_Source passage_

□ □ □ □ □

As I ground slowly along in four-wheel drive, it struck me that the Fen Causeway might just clip the corner of the field where we were working. I knew a Roman road would be right up Doug’s street, so to speak, and it might draw his attention away from the two narrative-free Bronze Age ditches, which were giving me prolonged anxious moments. Besides, the Boudica link was well worth examining, and Roman roads are always an interesting topic. I could see the subject would certainly appeal to the ROM’s membership, and would make a good piece for the museum’s house journal Rotunda. All in all, it had a lot going for it.

I headed home to have a closer look at the air photos, reasoning that if the road did indeed enter the field where we were working, it ought to show up quite clearly as a pale parch-mark. Roman roads were usually made from rammed-down gravel, and there was precious little moisture in them. As a result, in dry years, crops planted over them would grow pale and parched. Sometimes these pale cropmarks are known as negative cropmarks. As negative cropmarks went, the Fen Causeway was remarkably striking.

I got home at about six o’clock and found an air photo that clearly showed the Roman Fen Causeway as a sharply distinct negative cropmark which headed straight towards our field. On the photo it seemed to pass under the modern road that ran along our northern boundary, but strangely it didn’t appear on the other side, where we were working. I looked at the photograph through the small folding magnifying glass I usually carry in my pocket. No, there could be no doubt at all. So where had it gone? It had either stopped, which seemed most unlikely, or else it turned west and ran directly below the modern road, where it would lie hidden. On the whole I still think that is the most likely explanation. Often modern and medieval roads made use of the hard foundations left behind by Roman engineers.

I was staring at the photo in a blank sort of fashion, pondering these problems, when my eye was caught by three parallel dark cropmarks, doubtless ditches, which quite clearly ran beneath the Roman road. At this point my subconscious clicked in. The ditches ran precisely parallel to the two ditches we were currently digging. That was odd. My pulse quickened immediately.

□ □ □ □ □

[Collected data]
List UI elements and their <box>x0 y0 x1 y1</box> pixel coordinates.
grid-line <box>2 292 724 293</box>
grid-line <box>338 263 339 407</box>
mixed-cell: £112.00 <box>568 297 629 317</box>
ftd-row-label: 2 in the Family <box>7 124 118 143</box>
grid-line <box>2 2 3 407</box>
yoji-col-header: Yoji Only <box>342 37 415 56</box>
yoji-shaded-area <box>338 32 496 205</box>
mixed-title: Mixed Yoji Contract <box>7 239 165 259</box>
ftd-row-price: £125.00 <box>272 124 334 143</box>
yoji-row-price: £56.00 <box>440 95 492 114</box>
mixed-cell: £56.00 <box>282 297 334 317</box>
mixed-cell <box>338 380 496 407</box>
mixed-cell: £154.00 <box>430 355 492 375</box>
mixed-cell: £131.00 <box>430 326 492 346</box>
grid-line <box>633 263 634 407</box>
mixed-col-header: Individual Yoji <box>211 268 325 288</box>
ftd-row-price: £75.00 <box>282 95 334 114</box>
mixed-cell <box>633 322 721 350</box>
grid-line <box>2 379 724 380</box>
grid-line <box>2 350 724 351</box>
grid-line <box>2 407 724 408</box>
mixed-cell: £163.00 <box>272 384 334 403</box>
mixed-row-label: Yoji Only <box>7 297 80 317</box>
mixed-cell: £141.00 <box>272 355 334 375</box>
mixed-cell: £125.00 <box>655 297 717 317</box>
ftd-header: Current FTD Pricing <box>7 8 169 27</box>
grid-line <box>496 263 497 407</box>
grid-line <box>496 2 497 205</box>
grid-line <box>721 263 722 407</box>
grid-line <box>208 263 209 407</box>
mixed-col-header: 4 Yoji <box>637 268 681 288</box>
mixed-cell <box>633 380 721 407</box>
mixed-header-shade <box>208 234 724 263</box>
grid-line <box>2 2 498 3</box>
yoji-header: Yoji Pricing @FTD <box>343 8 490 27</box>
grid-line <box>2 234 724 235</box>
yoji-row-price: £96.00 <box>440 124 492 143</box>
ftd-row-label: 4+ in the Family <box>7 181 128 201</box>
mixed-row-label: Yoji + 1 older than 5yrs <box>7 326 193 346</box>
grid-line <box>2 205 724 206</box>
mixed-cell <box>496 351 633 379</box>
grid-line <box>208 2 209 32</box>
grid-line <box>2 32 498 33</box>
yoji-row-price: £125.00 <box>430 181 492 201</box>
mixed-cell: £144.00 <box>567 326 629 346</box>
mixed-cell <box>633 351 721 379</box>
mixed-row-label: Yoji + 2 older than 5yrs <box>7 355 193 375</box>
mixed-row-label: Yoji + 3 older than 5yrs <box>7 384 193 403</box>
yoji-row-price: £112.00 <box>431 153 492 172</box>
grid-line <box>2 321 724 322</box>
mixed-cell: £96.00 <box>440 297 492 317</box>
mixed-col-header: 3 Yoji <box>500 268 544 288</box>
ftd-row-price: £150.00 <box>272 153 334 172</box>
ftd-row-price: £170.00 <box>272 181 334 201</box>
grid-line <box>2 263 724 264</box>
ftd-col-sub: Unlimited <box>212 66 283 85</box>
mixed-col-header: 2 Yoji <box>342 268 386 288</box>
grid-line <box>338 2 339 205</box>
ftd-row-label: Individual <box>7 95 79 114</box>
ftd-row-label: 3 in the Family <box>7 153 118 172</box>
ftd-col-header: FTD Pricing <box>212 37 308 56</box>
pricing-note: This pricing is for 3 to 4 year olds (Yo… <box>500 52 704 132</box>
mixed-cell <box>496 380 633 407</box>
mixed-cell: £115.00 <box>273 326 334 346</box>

□ □ □ □ □

_Stated task A_
Answer these questions about the Roman road passage:
(i) What were Roman roads usually made from?
(ii) At about what time did the narrator get home?
(iii) How many parallel dark cropmarks caught the narrator's eye on the photo?
_Stated task B_
Extract every row that contains the string "Family", matching case exactly.
The passage and the rows come from separate sources.

_Task answer A_
(i) Rammed-down gravel.
(ii) About six o'clock.
(iii) Three.

_Task answer B_
ftd-row-label: 2 in the Family <box>7 124 118 143</box>
ftd-row-label: 4+ in the Family <box>7 181 128 201</box>
ftd-row-label: 3 in the Family <box>7 153 118 172</box>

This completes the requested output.